▶ _WHAT YOU ARE ASKED TO DO_
Pick up the passage on the study's limitations right after its final sentence and keep writing it in the same academic register.

▶ _SOURCE DOCUMENT_
* * *

Despite the substantive contributions of the present research, there are some limitations that should be acknowledged. First, nurses-proxy agreement may be influenced by some variables that should be considered and controlled in the conducted analyses (e.g., sociodemographics, COVID-19-related variables, work characteristics). Specifically, literature has shown gender differences in responses to the pandemic (Kalaitzaki, 2021); given that gender showed statistically significant differences between nurses and significant others, it might have had an effect in the results. Second, the reliance on self-report measures may also decrease the accuracy of answers due to social desirability, as well as lack of awareness of emotional states. Third, data were collected exclusively online, thus excluding participants who do not use digital methods for various reasons. Similarly, the specific period of the pandemic during which data were collected may not be generalizable to other times of this ever-changing health crisis. Finally, our study’s sample was embedded in the Western European cultural context, which may impair its external validity by limiting the generalizability of findings.

* * *

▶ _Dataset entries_

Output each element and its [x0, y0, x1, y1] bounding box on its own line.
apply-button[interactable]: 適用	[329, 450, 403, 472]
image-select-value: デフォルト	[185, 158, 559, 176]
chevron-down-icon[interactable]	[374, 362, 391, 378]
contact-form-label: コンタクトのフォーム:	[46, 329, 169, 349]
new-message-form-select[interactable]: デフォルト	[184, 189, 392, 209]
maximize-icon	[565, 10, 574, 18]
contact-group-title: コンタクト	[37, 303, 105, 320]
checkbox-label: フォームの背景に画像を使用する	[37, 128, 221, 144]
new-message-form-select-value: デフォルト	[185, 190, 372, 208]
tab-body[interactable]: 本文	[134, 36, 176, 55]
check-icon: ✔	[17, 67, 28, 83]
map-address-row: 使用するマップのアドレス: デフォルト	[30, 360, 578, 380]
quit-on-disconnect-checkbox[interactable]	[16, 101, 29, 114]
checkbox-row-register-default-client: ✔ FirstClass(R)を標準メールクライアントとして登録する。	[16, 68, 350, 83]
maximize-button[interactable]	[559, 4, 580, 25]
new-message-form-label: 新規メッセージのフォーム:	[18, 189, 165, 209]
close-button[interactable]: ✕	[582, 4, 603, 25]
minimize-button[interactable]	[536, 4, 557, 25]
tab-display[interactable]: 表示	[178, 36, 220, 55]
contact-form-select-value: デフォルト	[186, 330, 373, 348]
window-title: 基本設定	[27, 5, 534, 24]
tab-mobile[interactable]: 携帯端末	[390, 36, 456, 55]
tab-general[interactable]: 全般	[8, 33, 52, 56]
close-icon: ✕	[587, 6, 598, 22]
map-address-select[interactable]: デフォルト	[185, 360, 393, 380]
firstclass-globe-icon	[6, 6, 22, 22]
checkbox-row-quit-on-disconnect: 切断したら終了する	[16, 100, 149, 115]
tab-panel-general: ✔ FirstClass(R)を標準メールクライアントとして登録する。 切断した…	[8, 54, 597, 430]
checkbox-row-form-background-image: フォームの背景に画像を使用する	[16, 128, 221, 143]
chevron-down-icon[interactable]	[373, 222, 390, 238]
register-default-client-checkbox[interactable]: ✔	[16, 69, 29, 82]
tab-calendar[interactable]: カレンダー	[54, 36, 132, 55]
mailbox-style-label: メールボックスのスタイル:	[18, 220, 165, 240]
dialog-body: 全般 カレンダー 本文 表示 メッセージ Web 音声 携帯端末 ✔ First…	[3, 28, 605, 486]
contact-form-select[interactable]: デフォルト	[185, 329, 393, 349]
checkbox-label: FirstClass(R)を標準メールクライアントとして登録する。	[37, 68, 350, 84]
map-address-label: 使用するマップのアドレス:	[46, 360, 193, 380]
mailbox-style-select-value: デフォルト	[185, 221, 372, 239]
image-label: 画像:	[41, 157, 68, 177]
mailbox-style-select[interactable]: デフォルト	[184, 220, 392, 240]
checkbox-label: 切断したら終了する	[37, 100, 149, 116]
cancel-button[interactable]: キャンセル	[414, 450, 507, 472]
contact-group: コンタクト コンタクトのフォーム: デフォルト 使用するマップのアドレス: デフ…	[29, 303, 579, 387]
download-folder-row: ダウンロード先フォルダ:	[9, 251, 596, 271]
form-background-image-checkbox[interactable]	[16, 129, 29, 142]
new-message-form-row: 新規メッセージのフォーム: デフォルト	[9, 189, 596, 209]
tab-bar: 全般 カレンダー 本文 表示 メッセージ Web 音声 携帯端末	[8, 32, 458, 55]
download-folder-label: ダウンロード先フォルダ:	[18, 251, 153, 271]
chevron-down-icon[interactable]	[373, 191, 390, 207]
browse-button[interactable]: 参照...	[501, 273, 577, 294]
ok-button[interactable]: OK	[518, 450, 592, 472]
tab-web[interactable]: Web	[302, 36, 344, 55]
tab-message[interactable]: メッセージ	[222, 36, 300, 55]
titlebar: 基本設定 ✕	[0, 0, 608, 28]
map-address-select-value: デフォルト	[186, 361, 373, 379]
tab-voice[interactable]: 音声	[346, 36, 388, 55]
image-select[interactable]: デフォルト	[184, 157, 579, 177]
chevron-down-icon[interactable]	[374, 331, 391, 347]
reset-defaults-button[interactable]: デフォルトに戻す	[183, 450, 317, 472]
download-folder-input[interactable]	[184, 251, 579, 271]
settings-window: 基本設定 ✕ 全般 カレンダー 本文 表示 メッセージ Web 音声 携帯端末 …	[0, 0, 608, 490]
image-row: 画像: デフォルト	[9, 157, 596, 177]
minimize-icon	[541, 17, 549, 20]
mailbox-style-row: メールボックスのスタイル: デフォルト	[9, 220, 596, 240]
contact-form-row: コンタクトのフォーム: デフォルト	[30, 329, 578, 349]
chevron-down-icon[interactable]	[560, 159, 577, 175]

* * *

▶ _EXERCISE OUTPUT_
Apparently divergent findings of the present research call for future studies to further explore the phenomenon of PTG using different approaches and more sophisticated methodologies (e.g., longitudinal analyses). The discussion about the authenticity of self-perceived PTG may be impossible to close, not only because it may encompass both inaccurate and veridical changes, being both part of the meaning-making process, but also because it is impossible to separate the real experience into these two categories. Nonetheless, this will be crucial to capture the process of positive transformations with a comprehensive perspective.